> SHORT PROBLEM
Count how many lines contain "close" and reply with that number only.

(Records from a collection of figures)
□ □ □ □ □ □ □
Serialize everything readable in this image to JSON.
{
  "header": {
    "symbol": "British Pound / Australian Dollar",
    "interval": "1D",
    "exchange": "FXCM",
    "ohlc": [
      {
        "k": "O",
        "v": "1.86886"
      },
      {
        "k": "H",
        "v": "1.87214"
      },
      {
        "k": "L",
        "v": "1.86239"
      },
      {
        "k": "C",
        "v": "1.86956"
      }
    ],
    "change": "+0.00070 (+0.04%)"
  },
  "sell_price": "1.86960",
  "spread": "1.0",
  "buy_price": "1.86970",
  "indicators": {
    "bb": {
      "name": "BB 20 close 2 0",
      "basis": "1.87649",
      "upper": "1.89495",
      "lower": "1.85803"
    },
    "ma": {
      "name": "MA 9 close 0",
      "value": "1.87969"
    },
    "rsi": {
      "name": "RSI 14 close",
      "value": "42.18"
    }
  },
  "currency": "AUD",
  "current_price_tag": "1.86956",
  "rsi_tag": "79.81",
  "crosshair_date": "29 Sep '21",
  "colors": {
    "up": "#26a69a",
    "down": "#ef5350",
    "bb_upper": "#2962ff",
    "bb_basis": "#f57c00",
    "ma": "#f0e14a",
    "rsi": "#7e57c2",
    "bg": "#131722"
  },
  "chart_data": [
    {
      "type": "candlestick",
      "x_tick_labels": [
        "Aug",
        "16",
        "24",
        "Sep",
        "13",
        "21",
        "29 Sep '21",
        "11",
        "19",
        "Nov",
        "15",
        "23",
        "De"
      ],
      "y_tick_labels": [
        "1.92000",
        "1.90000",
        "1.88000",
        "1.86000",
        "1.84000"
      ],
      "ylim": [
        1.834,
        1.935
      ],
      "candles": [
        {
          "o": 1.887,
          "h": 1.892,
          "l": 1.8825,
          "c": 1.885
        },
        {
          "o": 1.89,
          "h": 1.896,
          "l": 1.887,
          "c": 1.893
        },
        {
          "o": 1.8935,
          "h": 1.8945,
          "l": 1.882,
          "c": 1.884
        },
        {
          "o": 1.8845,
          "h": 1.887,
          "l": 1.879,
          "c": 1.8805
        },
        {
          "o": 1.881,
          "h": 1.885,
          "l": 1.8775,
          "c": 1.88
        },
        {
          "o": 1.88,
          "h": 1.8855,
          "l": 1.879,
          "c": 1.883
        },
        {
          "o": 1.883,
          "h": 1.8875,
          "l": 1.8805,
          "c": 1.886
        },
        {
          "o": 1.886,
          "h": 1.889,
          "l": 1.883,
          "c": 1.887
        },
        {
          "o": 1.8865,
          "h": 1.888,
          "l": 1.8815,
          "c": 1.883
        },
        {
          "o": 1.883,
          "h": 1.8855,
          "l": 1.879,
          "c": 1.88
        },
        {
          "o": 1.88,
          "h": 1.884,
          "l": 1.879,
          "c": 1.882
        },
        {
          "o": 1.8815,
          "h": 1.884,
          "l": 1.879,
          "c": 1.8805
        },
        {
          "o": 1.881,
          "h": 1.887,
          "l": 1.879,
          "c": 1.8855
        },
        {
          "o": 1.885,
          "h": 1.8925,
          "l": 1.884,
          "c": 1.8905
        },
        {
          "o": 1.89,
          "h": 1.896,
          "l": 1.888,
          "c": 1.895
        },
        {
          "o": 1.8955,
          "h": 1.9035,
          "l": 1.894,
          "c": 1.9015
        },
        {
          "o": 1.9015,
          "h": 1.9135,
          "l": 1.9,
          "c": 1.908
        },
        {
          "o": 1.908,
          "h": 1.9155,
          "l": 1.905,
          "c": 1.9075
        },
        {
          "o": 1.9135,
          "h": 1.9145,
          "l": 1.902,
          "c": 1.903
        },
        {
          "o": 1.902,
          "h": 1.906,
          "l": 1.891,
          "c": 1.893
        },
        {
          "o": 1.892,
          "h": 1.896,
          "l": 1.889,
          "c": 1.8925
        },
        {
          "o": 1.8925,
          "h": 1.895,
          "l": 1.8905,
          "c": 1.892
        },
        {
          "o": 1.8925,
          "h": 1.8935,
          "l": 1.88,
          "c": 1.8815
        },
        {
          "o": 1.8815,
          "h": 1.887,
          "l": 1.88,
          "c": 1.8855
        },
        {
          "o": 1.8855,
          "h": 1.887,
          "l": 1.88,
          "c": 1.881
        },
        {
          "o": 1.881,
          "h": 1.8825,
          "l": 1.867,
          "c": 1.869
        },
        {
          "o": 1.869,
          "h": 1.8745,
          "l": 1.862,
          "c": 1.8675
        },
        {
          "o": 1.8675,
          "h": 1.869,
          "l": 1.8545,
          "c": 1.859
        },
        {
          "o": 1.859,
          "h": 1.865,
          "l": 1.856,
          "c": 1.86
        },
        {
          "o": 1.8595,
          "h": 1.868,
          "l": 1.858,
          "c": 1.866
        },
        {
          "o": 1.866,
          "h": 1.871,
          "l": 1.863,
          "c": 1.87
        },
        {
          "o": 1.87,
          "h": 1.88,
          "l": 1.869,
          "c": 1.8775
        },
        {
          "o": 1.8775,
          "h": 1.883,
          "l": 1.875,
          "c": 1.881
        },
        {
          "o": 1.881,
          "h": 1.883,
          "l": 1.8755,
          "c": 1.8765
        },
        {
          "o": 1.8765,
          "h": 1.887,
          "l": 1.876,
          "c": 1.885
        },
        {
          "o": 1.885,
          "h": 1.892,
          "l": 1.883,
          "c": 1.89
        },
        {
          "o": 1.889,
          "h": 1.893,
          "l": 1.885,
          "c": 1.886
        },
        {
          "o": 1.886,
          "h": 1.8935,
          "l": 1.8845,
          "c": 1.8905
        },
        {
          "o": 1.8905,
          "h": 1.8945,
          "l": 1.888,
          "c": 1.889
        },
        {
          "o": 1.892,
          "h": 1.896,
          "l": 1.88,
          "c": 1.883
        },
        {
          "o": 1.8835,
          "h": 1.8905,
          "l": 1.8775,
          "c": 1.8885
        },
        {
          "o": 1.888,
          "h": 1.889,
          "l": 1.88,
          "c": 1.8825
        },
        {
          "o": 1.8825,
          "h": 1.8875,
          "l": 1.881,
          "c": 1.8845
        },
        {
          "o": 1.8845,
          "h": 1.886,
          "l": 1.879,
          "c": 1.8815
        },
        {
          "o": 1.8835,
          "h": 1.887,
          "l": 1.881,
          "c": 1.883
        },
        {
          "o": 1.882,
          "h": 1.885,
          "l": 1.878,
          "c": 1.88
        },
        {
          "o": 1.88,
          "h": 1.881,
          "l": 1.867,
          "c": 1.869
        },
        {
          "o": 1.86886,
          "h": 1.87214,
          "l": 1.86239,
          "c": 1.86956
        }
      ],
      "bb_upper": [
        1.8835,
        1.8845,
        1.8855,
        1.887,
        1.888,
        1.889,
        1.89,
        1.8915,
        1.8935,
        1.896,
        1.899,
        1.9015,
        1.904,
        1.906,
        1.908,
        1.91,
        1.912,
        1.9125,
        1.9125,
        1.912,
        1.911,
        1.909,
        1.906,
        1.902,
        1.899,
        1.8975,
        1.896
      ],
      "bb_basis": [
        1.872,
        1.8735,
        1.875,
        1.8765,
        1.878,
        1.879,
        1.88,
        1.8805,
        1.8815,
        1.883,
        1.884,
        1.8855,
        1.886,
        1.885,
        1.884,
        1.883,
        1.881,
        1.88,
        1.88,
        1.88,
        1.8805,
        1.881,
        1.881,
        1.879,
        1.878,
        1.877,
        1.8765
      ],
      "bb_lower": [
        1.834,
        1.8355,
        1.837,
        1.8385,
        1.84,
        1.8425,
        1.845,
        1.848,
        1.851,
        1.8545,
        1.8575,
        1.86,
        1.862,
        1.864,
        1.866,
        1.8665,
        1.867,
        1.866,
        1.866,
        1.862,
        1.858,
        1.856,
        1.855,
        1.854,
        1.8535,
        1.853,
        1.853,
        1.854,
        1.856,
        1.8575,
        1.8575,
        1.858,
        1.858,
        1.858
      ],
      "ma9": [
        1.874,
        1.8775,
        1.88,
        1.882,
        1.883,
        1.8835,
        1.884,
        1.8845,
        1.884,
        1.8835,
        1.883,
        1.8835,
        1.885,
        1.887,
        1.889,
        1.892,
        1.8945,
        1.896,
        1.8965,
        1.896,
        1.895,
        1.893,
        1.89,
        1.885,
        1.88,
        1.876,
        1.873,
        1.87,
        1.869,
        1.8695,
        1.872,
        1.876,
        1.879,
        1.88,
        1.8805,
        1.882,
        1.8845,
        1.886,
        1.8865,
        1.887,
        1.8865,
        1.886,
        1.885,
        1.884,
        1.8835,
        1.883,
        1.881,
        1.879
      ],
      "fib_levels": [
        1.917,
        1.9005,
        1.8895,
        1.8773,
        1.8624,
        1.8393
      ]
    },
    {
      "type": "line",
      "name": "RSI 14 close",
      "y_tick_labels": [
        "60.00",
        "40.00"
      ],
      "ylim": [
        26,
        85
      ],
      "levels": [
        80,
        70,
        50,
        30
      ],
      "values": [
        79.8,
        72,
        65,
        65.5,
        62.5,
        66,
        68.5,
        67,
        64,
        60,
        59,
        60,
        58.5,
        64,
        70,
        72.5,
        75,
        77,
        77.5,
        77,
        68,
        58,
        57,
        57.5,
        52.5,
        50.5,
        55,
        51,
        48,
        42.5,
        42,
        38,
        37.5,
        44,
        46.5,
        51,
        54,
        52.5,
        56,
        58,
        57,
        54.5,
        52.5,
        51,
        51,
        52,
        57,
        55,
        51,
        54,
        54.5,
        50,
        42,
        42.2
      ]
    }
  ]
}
□ □ □ □ □ □ □
> COMPLETE ANSWER
4